What is needed:
Search the material for the string "travel" and copy each line where it occurs.

Extracted data entries:
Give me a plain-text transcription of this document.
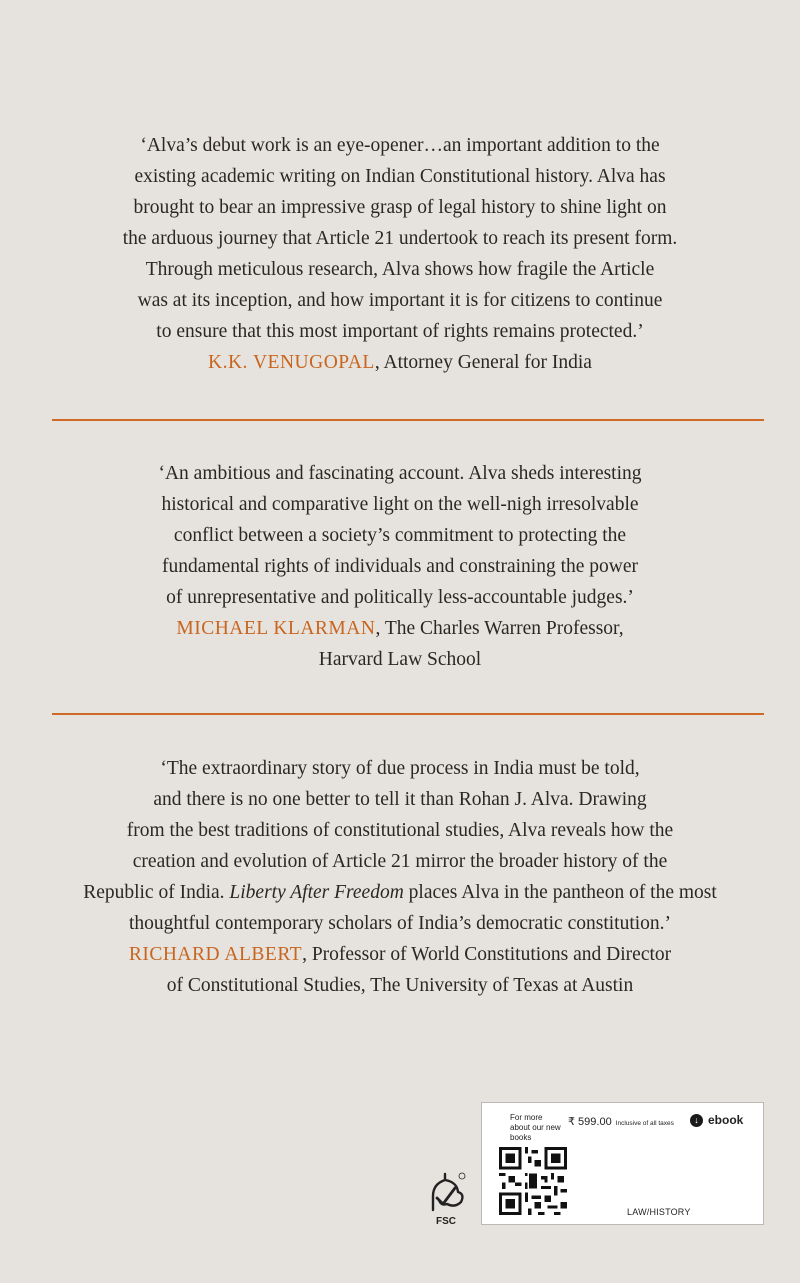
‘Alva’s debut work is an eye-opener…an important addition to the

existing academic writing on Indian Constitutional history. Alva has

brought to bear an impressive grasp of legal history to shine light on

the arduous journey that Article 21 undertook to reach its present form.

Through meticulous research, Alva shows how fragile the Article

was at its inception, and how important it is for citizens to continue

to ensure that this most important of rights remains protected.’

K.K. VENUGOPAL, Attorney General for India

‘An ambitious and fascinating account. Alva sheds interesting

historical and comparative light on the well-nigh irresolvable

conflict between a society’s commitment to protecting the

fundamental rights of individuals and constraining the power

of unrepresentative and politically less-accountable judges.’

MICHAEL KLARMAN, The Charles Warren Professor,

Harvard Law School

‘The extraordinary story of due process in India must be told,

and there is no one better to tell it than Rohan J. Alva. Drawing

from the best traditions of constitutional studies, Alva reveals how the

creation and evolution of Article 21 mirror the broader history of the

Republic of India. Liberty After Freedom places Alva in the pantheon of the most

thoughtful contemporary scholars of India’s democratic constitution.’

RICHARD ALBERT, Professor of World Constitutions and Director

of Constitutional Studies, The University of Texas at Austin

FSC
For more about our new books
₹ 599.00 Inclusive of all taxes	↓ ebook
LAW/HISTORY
---
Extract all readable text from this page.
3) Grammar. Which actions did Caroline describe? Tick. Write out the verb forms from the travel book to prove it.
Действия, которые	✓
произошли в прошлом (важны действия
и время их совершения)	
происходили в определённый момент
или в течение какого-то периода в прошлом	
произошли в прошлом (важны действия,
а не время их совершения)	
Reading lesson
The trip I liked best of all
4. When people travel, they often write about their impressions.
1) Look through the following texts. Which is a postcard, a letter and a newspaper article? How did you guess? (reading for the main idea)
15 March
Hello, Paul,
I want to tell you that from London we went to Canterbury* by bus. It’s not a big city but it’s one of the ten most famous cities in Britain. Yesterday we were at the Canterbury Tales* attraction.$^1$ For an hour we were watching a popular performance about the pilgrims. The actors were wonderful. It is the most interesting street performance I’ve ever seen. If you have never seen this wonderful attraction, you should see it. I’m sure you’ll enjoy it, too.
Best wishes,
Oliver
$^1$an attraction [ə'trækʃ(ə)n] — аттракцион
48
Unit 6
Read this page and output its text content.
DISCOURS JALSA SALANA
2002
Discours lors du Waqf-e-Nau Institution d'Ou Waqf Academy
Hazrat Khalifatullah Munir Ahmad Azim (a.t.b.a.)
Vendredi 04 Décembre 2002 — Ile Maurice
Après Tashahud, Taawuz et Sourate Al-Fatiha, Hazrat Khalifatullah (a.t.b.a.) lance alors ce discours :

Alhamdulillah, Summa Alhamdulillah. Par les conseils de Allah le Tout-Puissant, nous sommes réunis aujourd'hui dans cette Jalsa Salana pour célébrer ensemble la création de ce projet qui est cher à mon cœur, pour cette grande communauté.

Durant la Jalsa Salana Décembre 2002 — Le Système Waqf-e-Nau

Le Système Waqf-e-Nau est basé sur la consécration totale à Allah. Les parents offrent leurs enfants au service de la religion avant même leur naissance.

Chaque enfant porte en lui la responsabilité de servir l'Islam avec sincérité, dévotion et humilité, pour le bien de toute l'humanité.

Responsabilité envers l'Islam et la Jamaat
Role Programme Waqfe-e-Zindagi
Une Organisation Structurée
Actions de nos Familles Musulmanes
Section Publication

Completed exercise:
3) Grammar. Which actions did Caroline describe? Tick. Write out the verb forms from the travel book to prove it.
4. When people travel, they often write about their impressions.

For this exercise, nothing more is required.